→ **What you are asked to do**
Find every line of the listing below where "attr" appears, and copy it.

(Source records)
+ + + + + + +

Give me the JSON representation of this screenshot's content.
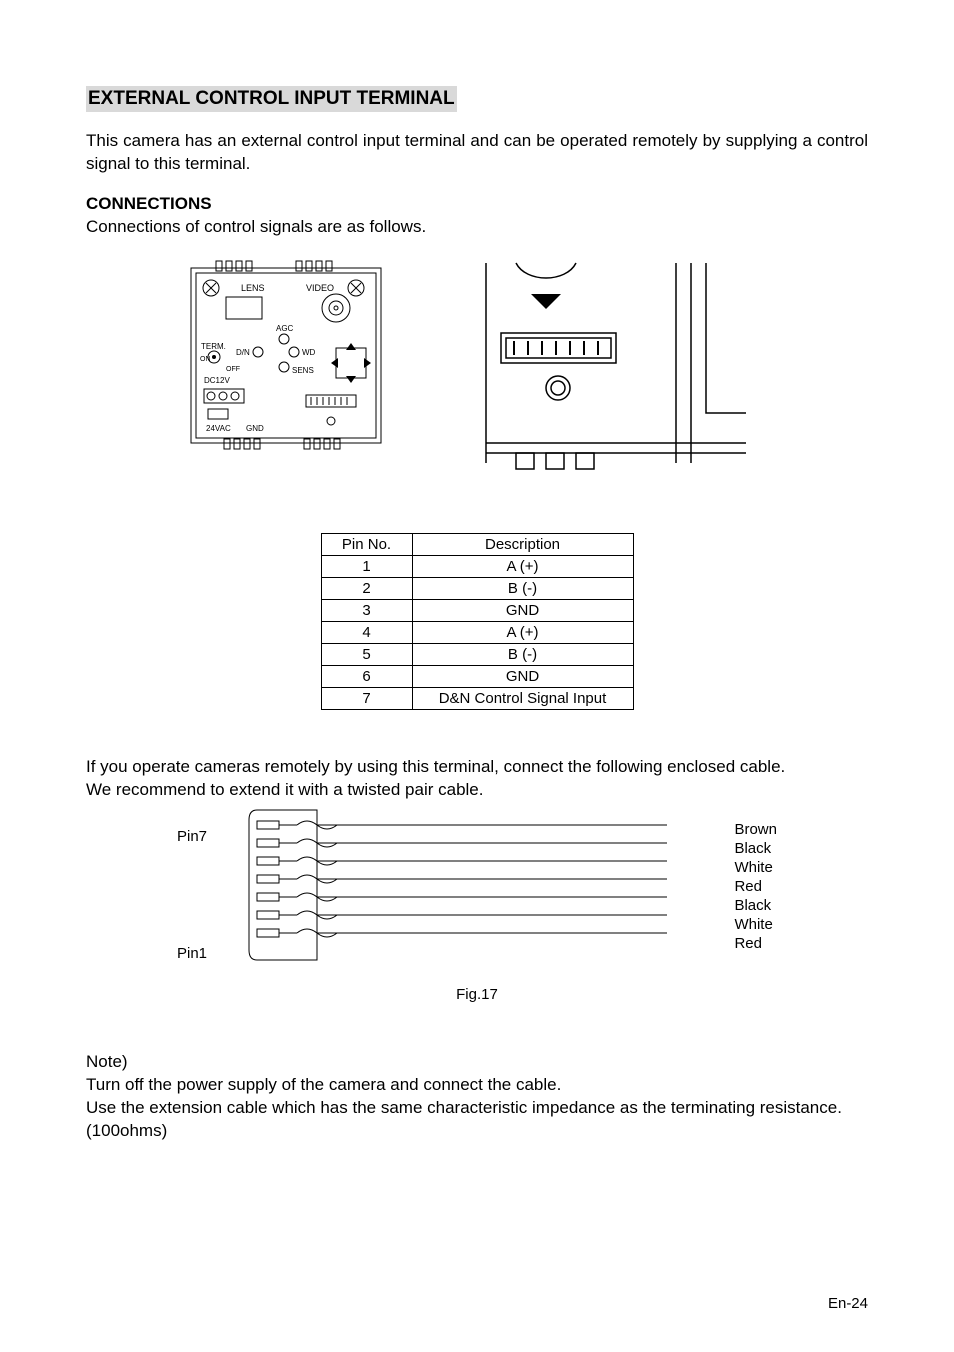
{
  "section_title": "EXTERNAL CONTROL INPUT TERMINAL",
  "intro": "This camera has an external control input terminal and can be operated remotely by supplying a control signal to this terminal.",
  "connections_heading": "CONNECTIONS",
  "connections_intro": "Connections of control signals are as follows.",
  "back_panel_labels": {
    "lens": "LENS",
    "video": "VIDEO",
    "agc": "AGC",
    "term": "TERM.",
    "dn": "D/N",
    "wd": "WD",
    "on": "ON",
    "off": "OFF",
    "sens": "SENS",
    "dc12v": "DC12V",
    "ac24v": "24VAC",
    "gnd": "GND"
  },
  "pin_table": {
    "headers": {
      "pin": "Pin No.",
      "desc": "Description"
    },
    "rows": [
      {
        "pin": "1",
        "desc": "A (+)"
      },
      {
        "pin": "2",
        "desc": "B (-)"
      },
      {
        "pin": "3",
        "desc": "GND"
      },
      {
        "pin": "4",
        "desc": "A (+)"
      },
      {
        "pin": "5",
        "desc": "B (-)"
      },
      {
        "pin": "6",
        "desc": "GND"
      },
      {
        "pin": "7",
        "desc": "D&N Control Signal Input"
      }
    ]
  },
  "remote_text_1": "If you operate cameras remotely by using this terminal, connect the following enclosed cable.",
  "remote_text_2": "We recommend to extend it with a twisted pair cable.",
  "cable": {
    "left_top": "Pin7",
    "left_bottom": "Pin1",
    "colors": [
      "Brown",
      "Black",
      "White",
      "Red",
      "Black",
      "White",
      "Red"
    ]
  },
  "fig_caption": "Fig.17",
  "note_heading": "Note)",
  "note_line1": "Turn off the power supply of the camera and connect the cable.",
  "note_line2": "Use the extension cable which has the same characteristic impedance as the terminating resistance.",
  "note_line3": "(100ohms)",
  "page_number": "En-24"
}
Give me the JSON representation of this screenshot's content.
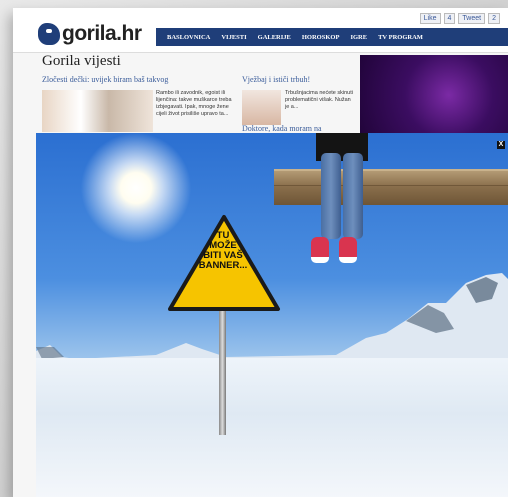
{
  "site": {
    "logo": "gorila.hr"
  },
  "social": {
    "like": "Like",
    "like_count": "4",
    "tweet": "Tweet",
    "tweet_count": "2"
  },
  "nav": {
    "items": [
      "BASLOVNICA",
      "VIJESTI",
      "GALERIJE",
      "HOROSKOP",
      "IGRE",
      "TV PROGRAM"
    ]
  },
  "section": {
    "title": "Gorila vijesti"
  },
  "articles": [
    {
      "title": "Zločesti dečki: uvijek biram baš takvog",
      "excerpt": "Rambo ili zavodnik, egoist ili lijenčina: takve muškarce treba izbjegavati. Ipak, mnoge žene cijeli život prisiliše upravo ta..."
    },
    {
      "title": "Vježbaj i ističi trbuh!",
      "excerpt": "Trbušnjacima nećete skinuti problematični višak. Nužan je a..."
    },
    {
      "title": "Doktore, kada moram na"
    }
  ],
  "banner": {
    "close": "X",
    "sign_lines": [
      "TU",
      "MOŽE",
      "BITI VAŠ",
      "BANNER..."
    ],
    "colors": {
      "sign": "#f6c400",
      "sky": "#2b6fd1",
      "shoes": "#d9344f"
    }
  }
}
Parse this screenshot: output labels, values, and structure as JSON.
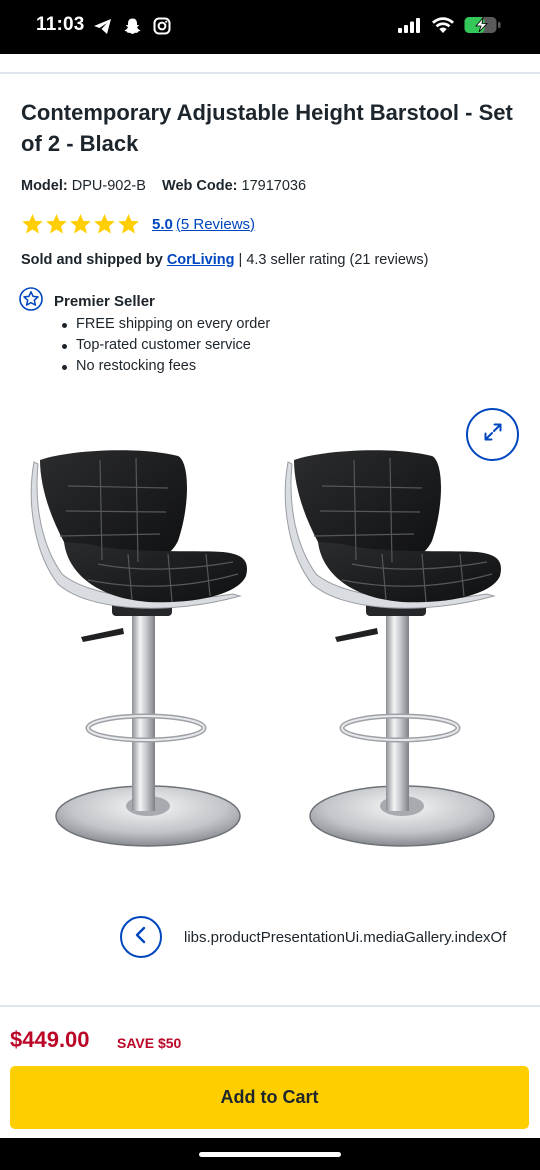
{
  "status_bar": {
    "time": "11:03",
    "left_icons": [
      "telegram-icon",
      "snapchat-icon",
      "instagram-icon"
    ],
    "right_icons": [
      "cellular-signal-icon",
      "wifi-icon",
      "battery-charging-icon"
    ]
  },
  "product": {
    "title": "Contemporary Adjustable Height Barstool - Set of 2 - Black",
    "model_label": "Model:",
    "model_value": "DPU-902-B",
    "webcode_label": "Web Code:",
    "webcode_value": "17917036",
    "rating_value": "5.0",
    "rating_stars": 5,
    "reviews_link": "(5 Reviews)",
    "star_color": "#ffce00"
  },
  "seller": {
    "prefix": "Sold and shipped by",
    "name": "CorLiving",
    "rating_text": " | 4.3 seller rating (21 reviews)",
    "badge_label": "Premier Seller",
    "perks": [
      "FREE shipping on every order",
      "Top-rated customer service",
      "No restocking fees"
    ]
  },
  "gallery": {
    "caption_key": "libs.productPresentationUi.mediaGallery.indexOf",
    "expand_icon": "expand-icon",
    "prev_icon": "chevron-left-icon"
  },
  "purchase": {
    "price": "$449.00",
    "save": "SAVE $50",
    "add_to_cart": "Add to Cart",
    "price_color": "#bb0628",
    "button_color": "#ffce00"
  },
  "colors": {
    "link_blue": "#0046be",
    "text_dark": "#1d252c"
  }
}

+ + + + + + +

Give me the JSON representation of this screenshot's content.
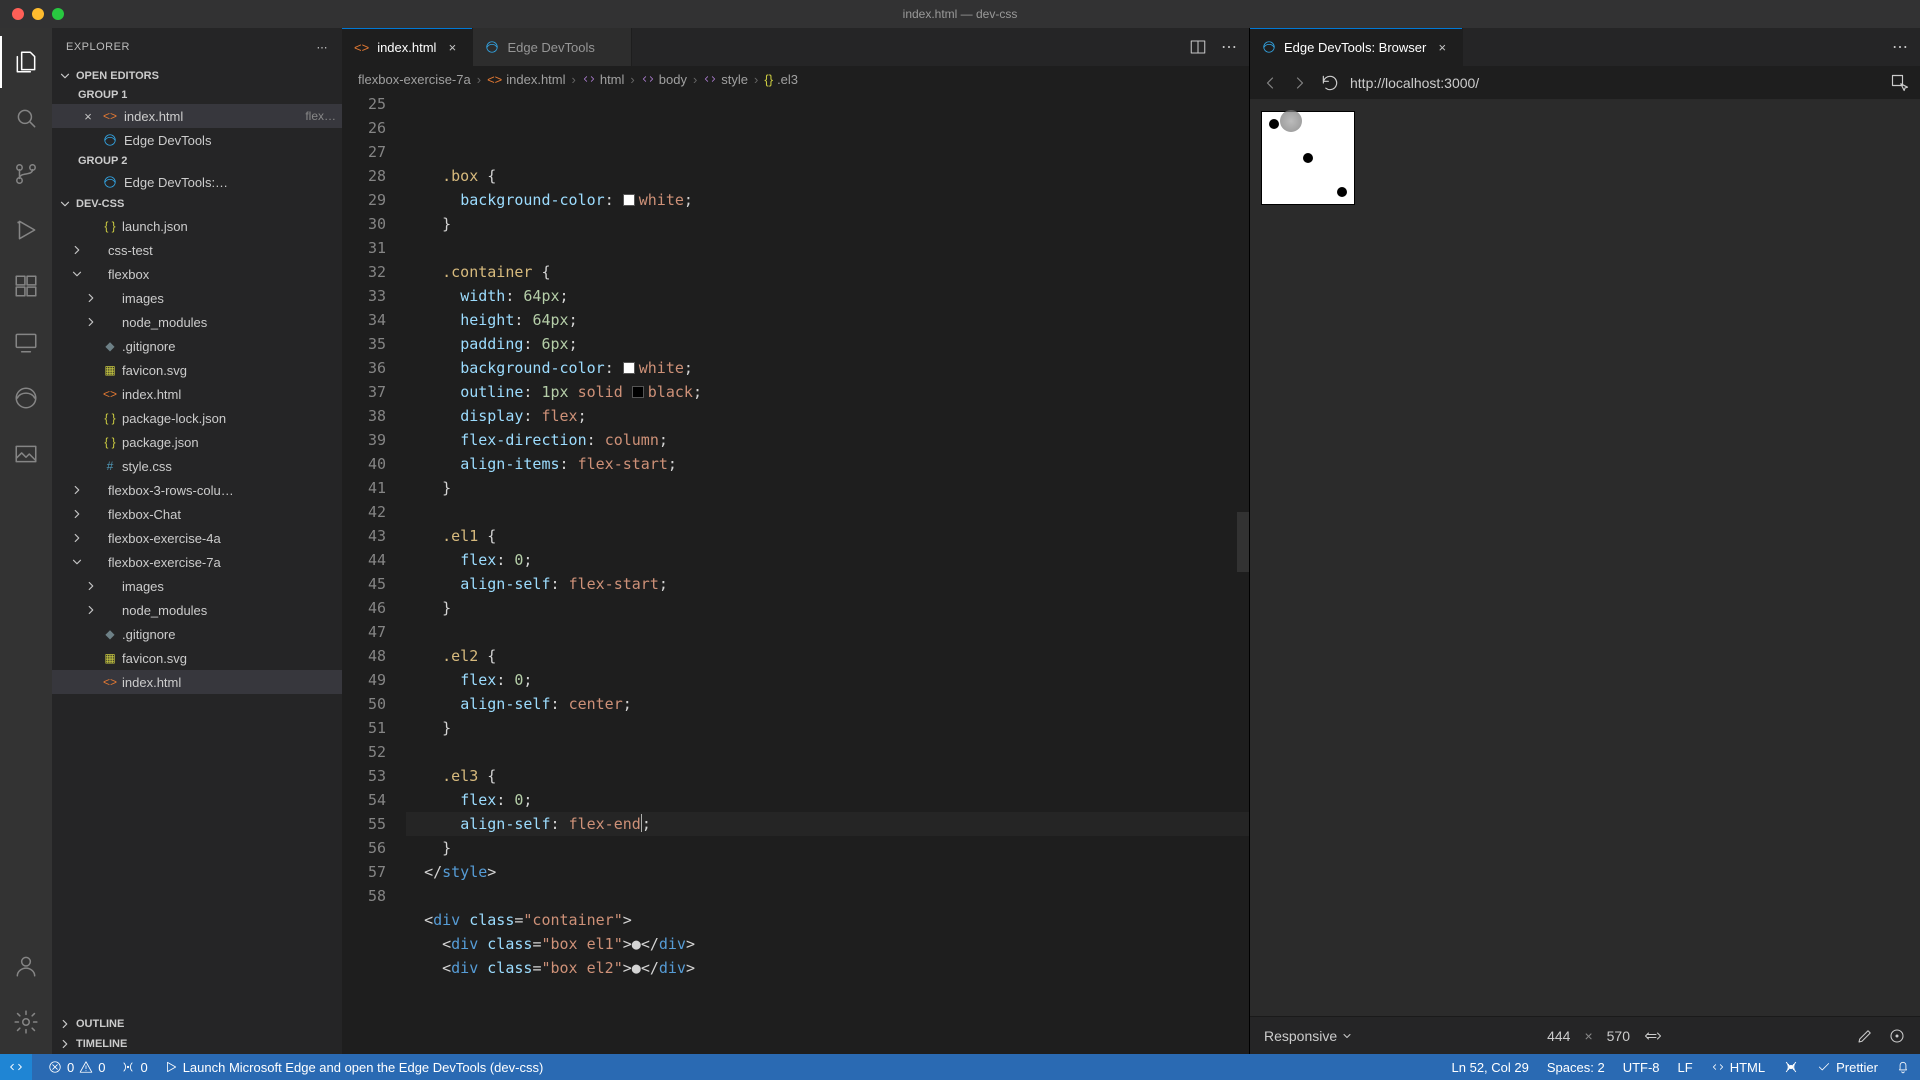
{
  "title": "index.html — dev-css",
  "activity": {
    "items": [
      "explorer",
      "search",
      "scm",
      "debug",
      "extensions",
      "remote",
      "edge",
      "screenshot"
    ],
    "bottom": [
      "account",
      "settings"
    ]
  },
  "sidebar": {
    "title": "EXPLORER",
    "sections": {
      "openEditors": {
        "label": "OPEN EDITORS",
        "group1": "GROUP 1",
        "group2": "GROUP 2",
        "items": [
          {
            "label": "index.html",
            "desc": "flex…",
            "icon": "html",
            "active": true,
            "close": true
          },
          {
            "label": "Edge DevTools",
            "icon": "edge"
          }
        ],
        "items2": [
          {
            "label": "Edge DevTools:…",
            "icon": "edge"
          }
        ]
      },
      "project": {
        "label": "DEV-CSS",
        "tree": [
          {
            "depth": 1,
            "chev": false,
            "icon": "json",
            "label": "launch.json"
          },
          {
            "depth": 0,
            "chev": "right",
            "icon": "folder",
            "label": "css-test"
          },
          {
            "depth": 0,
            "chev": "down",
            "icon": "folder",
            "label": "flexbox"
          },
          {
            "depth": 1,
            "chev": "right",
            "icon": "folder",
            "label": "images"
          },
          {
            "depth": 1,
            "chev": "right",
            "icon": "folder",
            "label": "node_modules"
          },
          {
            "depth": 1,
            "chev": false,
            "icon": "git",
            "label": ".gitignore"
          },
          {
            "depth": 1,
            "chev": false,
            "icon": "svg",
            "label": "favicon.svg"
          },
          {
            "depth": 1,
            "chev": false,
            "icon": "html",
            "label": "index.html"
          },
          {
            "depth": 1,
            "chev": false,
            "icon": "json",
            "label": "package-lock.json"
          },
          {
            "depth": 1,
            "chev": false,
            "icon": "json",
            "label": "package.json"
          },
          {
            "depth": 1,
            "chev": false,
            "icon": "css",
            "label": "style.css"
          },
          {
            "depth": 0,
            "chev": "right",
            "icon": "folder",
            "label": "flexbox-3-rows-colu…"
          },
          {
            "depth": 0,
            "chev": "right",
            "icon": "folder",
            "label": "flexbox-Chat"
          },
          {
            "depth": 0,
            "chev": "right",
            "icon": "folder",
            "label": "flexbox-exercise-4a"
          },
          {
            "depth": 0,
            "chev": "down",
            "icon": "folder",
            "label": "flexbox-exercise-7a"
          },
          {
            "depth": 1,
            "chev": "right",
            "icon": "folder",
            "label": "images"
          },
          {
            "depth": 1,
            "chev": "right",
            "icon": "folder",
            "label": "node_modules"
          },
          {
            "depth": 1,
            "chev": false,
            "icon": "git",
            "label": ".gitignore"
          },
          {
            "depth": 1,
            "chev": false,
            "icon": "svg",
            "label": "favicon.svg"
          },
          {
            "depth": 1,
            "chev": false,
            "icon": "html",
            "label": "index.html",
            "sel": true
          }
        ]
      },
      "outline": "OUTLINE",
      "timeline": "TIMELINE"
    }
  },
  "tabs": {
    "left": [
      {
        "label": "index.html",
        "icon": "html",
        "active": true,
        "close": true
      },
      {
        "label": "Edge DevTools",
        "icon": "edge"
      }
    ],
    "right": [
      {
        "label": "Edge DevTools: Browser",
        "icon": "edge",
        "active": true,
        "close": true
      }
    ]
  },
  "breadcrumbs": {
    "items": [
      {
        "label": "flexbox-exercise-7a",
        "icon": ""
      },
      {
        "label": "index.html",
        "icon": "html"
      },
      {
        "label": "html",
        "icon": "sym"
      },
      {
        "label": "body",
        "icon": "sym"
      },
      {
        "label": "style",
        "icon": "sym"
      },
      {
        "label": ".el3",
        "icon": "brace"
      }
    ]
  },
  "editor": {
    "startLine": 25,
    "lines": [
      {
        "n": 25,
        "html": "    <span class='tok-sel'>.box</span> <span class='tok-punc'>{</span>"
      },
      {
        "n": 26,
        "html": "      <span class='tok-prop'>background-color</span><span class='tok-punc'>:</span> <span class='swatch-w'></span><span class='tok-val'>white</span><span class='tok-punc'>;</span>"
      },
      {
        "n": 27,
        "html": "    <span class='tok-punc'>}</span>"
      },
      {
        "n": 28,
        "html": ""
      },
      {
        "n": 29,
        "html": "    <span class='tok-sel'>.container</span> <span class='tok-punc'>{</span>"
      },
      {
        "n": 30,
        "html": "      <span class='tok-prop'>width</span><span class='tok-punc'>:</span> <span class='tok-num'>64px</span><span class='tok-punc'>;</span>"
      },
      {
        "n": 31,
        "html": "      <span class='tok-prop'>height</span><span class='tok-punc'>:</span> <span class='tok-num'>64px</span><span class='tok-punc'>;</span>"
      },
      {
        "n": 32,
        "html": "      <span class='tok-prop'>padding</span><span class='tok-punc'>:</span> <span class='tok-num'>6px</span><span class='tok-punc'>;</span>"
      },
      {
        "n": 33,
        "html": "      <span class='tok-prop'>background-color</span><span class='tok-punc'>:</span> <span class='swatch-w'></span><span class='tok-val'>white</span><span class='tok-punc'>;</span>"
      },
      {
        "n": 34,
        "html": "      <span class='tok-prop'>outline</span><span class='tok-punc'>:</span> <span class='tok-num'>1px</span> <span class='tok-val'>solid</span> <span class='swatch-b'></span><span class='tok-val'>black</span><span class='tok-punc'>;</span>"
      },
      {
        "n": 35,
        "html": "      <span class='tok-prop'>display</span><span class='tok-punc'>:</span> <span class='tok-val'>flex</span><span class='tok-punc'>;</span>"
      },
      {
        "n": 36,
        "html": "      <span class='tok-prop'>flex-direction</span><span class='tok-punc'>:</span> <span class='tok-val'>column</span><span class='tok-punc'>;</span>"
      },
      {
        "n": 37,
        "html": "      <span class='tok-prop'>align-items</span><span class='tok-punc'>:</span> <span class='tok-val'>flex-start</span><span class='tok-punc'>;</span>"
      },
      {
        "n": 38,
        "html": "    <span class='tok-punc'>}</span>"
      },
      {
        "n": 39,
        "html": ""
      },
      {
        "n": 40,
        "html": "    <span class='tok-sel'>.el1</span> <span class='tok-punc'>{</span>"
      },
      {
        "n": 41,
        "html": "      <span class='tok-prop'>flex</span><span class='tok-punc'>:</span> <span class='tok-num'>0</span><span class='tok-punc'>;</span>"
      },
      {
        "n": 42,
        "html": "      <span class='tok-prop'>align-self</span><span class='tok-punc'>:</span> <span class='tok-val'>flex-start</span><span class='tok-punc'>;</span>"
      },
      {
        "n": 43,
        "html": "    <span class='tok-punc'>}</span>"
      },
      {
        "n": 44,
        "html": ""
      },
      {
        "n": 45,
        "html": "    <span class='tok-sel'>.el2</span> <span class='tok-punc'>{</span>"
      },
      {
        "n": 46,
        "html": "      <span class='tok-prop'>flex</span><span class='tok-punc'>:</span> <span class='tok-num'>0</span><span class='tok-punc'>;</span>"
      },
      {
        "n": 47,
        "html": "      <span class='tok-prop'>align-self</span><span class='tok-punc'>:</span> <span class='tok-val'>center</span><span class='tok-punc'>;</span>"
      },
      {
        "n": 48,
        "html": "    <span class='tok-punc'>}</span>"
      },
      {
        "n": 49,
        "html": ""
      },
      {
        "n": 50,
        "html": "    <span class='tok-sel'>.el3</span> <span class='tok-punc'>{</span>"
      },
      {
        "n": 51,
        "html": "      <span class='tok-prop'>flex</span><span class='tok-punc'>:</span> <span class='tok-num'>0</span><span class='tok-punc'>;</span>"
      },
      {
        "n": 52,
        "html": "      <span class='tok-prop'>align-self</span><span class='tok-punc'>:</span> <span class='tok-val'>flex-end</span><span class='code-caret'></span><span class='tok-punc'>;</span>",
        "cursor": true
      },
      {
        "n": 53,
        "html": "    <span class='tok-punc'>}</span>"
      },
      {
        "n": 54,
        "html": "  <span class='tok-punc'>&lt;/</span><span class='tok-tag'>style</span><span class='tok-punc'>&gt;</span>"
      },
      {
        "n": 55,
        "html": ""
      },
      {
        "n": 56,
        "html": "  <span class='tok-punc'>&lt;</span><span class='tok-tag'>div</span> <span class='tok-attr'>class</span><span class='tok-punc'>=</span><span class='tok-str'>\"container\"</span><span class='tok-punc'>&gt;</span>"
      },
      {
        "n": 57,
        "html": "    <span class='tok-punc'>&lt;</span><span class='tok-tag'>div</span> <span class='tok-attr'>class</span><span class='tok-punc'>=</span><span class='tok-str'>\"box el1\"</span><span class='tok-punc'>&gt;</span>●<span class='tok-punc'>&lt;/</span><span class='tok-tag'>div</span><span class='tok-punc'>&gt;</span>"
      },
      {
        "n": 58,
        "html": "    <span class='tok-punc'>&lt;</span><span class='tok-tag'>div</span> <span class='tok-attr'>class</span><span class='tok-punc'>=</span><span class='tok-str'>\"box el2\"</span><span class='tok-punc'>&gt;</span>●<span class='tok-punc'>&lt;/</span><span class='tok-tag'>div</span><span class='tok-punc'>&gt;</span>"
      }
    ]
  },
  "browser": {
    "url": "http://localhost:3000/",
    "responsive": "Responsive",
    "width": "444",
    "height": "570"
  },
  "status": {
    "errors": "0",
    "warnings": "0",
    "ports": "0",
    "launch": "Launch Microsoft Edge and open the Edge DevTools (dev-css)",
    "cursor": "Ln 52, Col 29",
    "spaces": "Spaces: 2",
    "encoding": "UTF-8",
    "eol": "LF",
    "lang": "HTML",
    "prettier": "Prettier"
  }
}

+ + + + + + +

→ **Finished answer**
        "html": "  <span class='tok-punc'>&lt;</span><span class='tok-tag'>div</span> <span class='tok-attr'>class</span><span class='tok-punc'>=</span><span class='tok-str'>\"container\"</span><span class='tok-punc'>&gt;</span>"
        "html": "    <span class='tok-punc'>&lt;</span><span class='tok-tag'>div</span> <span class='tok-attr'>class</span><span class='tok-punc'>=</span><span class='tok-str'>\"box el1\"</span><span class='tok-punc'>&gt;</span>●<span class='tok-punc'>&lt;/</span><span class='tok-tag'>div</span><span class='tok-punc'>&gt;</span>"
        "html": "    <span class='tok-punc'>&lt;</span><span class='tok-tag'>div</span> <span class='tok-attr'>class</span><span class='tok-punc'>=</span><span class='tok-str'>\"box el2\"</span><span class='tok-punc'>&gt;</span>●<span class='tok-punc'>&lt;/</span><span class='tok-tag'>div</span><span class='tok-punc'>&gt;</span>"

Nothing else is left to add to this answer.